[START]

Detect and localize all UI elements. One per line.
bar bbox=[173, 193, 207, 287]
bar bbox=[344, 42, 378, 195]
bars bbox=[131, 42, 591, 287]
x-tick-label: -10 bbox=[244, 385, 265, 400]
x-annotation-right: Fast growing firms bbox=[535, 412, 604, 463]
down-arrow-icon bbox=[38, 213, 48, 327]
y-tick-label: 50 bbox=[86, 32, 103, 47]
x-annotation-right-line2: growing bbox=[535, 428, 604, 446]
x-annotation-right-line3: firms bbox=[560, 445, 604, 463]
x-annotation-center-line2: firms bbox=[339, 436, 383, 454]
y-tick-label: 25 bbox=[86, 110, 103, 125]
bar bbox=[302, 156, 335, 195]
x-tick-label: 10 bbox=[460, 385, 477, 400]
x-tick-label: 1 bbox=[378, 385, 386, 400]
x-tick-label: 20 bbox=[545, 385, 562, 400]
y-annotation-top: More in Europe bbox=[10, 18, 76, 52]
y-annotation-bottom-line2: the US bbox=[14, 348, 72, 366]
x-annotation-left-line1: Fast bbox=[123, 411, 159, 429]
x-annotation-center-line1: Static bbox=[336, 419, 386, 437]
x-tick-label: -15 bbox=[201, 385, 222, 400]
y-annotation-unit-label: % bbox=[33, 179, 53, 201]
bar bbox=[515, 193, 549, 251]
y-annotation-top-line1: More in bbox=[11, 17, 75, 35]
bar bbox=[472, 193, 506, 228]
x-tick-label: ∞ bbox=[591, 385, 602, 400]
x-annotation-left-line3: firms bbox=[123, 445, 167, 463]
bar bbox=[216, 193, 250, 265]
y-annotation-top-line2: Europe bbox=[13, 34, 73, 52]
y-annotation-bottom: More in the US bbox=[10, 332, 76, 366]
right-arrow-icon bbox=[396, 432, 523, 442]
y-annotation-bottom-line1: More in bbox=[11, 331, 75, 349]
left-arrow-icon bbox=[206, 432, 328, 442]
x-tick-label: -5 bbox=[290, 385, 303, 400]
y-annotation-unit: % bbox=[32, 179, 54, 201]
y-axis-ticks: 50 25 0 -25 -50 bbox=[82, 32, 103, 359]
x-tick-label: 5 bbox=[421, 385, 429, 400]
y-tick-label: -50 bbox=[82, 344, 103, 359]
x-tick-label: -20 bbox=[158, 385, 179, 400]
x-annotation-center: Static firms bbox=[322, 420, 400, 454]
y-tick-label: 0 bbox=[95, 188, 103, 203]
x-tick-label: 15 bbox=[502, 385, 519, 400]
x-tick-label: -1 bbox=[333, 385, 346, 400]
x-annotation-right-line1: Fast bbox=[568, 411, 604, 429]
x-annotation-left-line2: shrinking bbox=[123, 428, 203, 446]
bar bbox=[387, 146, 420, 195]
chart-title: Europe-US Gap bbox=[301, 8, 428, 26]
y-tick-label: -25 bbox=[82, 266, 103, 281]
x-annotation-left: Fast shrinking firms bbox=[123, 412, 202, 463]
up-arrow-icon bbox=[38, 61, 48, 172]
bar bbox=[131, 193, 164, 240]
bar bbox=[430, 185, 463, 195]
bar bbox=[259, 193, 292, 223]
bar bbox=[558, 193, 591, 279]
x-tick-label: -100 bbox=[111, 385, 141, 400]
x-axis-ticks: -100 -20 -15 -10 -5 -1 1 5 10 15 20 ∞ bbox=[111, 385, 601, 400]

[END]

▸ Requirements: Convert every line of the records above into a Markdown table with the columns "Row" and "Entry." Number the lines in order and leave out blank lines.

▸ Exercise response:
| Row | Entry |
|---|---|
| 1 | Detect and localize all UI elements. One per line. |
| 2 | bar bbox=[173, 193, 207, 287] |
| 3 | bar bbox=[344, 42, 378, 195] |
| 4 | bars bbox=[131, 42, 591, 287] |
| 5 | x-tick-label: -10 bbox=[244, 385, 265, 400] |
| 6 | x-annotation-right: Fast growing firms bbox=[535, 412, 604, 463] |
| 7 | down-arrow-icon bbox=[38, 213, 48, 327] |
| 8 | y-tick-label: 50 bbox=[86, 32, 103, 47] |
| 9 | x-annotation-right-line2: growing bbox=[535, 428, 604, 446] |
| 10 | x-annotation-right-line3: firms bbox=[560, 445, 604, 463] |
| 11 | x-annotation-center-line2: firms bbox=[339, 436, 383, 454] |
| 12 | y-tick-label: 25 bbox=[86, 110, 103, 125] |
| 13 | bar bbox=[302, 156, 335, 195] |
| 14 | x-tick-label: 10 bbox=[460, 385, 477, 400] |
| 15 | x-tick-label: 1 bbox=[378, 385, 386, 400] |
| 16 | x-tick-label: 20 bbox=[545, 385, 562, 400] |
| 17 | y-annotation-top: More in Europe bbox=[10, 18, 76, 52] |
| 18 | y-annotation-bottom-line2: the US bbox=[14, 348, 72, 366] |
| 19 | x-annotation-left-line1: Fast bbox=[123, 411, 159, 429] |
| 20 | x-annotation-center-line1: Static bbox=[336, 419, 386, 437] |
| 21 | x-tick-label: -15 bbox=[201, 385, 222, 400] |
| 22 | y-annotation-unit-label: % bbox=[33, 179, 53, 201] |
| 23 | bar bbox=[515, 193, 549, 251] |
| 24 | y-annotation-top-line1: More in bbox=[11, 17, 75, 35] |
| 25 | bar bbox=[472, 193, 506, 228] |
| 26 | x-tick-label: ∞ bbox=[591, 385, 602, 400] |
| 27 | x-annotation-left-line3: firms bbox=[123, 445, 167, 463] |
| 28 | bar bbox=[216, 193, 250, 265] |
| 29 | y-annotation-top-line2: Europe bbox=[13, 34, 73, 52] |
| 30 | y-annotation-bottom: More in the US bbox=[10, 332, 76, 366] |
| 31 | right-arrow-icon bbox=[396, 432, 523, 442] |
| 32 | y-annotation-bottom-line1: More in bbox=[11, 331, 75, 349] |
| 33 | left-arrow-icon bbox=[206, 432, 328, 442] |
| 34 | x-tick-label: -5 bbox=[290, 385, 303, 400] |
| 35 | y-annotation-unit: % bbox=[32, 179, 54, 201] |
| 36 | y-axis-ticks: 50 25 0 -25 -50 bbox=[82, 32, 103, 359] |
| 37 | x-tick-label: 5 bbox=[421, 385, 429, 400] |
| 38 | y-tick-label: -50 bbox=[82, 344, 103, 359] |
| 39 | x-tick-label: -20 bbox=[158, 385, 179, 400] |
| 40 | x-annotation-center: Static firms bbox=[322, 420, 400, 454] |
| 41 | y-tick-label: 0 bbox=[95, 188, 103, 203] |
| 42 | x-tick-label: 15 bbox=[502, 385, 519, 400] |
| 43 | x-tick-label: -1 bbox=[333, 385, 346, 400] |
| 44 | x-annotation-right-line1: Fast bbox=[568, 411, 604, 429] |
| 45 | x-annotation-left-line2: shrinking bbox=[123, 428, 203, 446] |
| 46 | bar bbox=[387, 146, 420, 195] |
| 47 | chart-title: Europe-US Gap bbox=[301, 8, 428, 26] |
| 48 | y-tick-label: -25 bbox=[82, 266, 103, 281] |
| 49 | x-annotation-left: Fast shrinking firms bbox=[123, 412, 202, 463] |
| 50 | up-arrow-icon bbox=[38, 61, 48, 172] |
| 51 | bar bbox=[131, 193, 164, 240] |
| 52 | bar bbox=[430, 185, 463, 195] |
| 53 | bar bbox=[259, 193, 292, 223] |
| 54 | bar bbox=[558, 193, 591, 279] |
| 55 | x-tick-label: -100 bbox=[111, 385, 141, 400] |
| 56 | x-axis-ticks: -100 -20 -15 -10 -5 -1 1 5 10 15 20 ∞ bbox=[111, 385, 601, 400] |